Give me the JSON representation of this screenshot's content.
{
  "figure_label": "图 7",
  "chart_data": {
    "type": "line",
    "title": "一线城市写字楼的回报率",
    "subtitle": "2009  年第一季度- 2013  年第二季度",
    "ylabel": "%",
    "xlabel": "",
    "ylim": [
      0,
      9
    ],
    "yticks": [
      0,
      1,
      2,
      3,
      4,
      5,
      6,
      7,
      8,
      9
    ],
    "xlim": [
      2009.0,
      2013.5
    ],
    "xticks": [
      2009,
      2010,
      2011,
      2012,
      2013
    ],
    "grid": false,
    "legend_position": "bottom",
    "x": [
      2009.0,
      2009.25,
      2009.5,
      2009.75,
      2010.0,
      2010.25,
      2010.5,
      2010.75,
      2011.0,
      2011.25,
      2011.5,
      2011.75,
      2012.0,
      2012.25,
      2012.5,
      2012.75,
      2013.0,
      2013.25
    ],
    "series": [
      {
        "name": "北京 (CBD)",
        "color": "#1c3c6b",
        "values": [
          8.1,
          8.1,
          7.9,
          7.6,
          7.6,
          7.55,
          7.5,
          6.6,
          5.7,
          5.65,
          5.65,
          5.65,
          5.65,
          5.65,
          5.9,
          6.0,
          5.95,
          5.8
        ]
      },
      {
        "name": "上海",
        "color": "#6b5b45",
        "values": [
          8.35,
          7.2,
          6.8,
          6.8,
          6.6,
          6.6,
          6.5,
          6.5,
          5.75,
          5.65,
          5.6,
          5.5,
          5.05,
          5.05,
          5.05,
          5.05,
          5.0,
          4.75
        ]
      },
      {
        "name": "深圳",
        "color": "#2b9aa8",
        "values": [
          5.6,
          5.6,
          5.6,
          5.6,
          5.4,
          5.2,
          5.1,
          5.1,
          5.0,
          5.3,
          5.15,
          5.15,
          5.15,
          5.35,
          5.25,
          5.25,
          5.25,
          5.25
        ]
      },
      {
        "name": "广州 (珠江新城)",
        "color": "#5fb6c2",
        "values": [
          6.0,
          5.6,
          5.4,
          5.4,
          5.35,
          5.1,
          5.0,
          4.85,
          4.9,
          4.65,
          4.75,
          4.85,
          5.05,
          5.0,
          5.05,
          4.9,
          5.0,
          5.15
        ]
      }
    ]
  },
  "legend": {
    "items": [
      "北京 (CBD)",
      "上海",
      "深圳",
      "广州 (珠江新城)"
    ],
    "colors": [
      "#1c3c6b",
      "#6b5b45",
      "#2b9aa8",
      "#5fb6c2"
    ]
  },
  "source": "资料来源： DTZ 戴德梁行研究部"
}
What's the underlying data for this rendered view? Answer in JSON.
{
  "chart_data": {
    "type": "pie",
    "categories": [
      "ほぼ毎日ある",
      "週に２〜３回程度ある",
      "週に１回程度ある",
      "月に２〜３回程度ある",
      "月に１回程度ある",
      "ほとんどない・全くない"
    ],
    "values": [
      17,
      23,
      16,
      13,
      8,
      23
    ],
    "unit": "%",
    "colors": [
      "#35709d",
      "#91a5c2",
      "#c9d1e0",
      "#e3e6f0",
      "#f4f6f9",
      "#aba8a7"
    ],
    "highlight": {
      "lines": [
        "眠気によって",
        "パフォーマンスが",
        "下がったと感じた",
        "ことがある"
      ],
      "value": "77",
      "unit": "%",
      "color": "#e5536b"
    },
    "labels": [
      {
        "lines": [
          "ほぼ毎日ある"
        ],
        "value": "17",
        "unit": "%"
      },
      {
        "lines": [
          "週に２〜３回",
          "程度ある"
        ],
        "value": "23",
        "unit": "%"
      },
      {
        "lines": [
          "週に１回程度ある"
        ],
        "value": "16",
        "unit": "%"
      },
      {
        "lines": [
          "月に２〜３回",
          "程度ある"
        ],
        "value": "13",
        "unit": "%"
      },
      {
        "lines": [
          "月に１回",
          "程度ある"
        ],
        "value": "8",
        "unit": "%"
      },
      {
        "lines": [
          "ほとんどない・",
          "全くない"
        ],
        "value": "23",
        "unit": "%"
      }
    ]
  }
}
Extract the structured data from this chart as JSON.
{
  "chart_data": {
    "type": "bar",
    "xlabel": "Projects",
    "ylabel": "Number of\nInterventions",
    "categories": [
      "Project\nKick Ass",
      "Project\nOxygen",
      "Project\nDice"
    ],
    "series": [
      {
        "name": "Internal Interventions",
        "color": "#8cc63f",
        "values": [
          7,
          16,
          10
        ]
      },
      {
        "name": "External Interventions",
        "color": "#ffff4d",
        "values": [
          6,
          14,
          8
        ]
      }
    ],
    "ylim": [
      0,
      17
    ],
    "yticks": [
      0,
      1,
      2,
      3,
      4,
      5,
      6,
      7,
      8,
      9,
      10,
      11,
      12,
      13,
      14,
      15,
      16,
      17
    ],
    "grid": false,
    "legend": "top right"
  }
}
____________
Quote all of the entries exactly as they appear.

Give me the JSON representation of this screenshot's content.
{
  "figure_label": "图 7",
  "chart_data": {
    "type": "line",
    "title": "一线城市写字楼的回报率",
    "subtitle": "2009  年第一季度- 2013  年第二季度",
    "ylabel": "%",
    "xlabel": "",
    "ylim": [
      0,
      9
    ],
    "yticks": [
      0,
      1,
      2,
      3,
      4,
      5,
      6,
      7,
      8,
      9
    ],
    "xlim": [
      2009.0,
      2013.5
    ],
    "xticks": [
      2009,
      2010,
      2011,
      2012,
      2013
    ],
    "grid": false,
    "legend_position": "bottom",
    "x": [
      2009.0,
      2009.25,
      2009.5,
      2009.75,
      2010.0,
      2010.25,
      2010.5,
      2010.75,
      2011.0,
      2011.25,
      2011.5,
      2011.75,
      2012.0,
      2012.25,
      2012.5,
      2012.75,
      2013.0,
      2013.25
    ],
    "series": [
      {
        "name": "北京 (CBD)",
        "color": "#1c3c6b",
        "values": [
          8.1,
          8.1,
          7.9,
          7.6,
          7.6,
          7.55,
          7.5,
          6.6,
          5.7,
          5.65,
          5.65,
          5.65,
          5.65,
          5.65,
          5.9,
          6.0,
          5.95,
          5.8
        ]
      },
      {
        "name": "上海",
        "color": "#6b5b45",
        "values": [
          8.35,
          7.2,
          6.8,
          6.8,
          6.6,
          6.6,
          6.5,
          6.5,
          5.75,
          5.65,
          5.6,
          5.5,
          5.05,
          5.05,
          5.05,
          5.05,
          5.0,
          4.75
        ]
      },
      {
        "name": "深圳",
        "color": "#2b9aa8",
        "values": [
          5.6,
          5.6,
          5.6,
          5.6,
          5.4,
          5.2,
          5.1,
          5.1,
          5.0,
          5.3,
          5.15,
          5.15,
          5.15,
          5.35,
          5.25,
          5.25,
          5.25,
          5.25
        ]
      },
      {
        "name": "广州 (珠江新城)",
        "color": "#5fb6c2",
        "values": [
          6.0,
          5.6,
          5.4,
          5.4,
          5.35,
          5.1,
          5.0,
          4.85,
          4.9,
          4.65,
          4.75,
          4.85,
          5.05,
          5.0,
          5.05,
          4.9,
          5.0,
          5.15
        ]
      }
    ]
  },
  "legend": {
    "items": [
      "北京 (CBD)",
      "上海",
      "深圳",
      "广州 (珠江新城)"
    ],
    "colors": [
      "#1c3c6b",
      "#6b5b45",
      "#2b9aa8",
      "#5fb6c2"
    ]
  },
  "source": "资料来源： DTZ 戴德梁行研究部"
}
What's the underlying data for this rendered view? Answer in JSON.
{
  "chart_data": {
    "type": "pie",
    "categories": [
      "ほぼ毎日ある",
      "週に２〜３回程度ある",
      "週に１回程度ある",
      "月に２〜３回程度ある",
      "月に１回程度ある",
      "ほとんどない・全くない"
    ],
    "values": [
      17,
      23,
      16,
      13,
      8,
      23
    ],
    "unit": "%",
    "colors": [
      "#35709d",
      "#91a5c2",
      "#c9d1e0",
      "#e3e6f0",
      "#f4f6f9",
      "#aba8a7"
    ],
    "highlight": {
      "lines": [
        "眠気によって",
        "パフォーマンスが",
        "下がったと感じた",
        "ことがある"
      ],
      "value": "77",
      "unit": "%",
      "color": "#e5536b"
    },
    "labels": [
      {
        "lines": [
          "ほぼ毎日ある"
        ],
        "value": "17",
        "unit": "%"
      },
      {
        "lines": [
          "週に２〜３回",
          "程度ある"
        ],
        "value": "23",
        "unit": "%"
      },
      {
        "lines": [
          "週に１回程度ある"
        ],
        "value": "16",
        "unit": "%"
      },
      {
        "lines": [
          "月に２〜３回",
          "程度ある"
        ],
        "value": "13",
        "unit": "%"
      },
      {
        "lines": [
          "月に１回",
          "程度ある"
        ],
        "value": "8",
        "unit": "%"
      },
      {
        "lines": [
          "ほとんどない・",
          "全くない"
        ],
        "value": "23",
        "unit": "%"
      }
    ]
  }
}
Extract the structured data from this chart as JSON.
{
  "chart_data": {
    "type": "bar",
    "xlabel": "Projects",
    "ylabel": "Number of\nInterventions",
    "categories": [
      "Project\nKick Ass",
      "Project\nOxygen",
      "Project\nDice"
    ],
    "series": [
      {
        "name": "Internal Interventions",
        "color": "#8cc63f",
        "values": [
          7,
          16,
          10
        ]
      },
      {
        "name": "External Interventions",
        "color": "#ffff4d",
        "values": [
          6,
          14,
          8
        ]
      }
    ],
    "ylim": [
      0,
      17
    ],
    "yticks": [
      0,
      1,
      2,
      3,
      4,
      5,
      6,
      7,
      8,
      9,
      10,
      11,
      12,
      13,
      14,
      15,
      16,
      17
    ],
    "grid": false,
    "legend": "top right"
  }
}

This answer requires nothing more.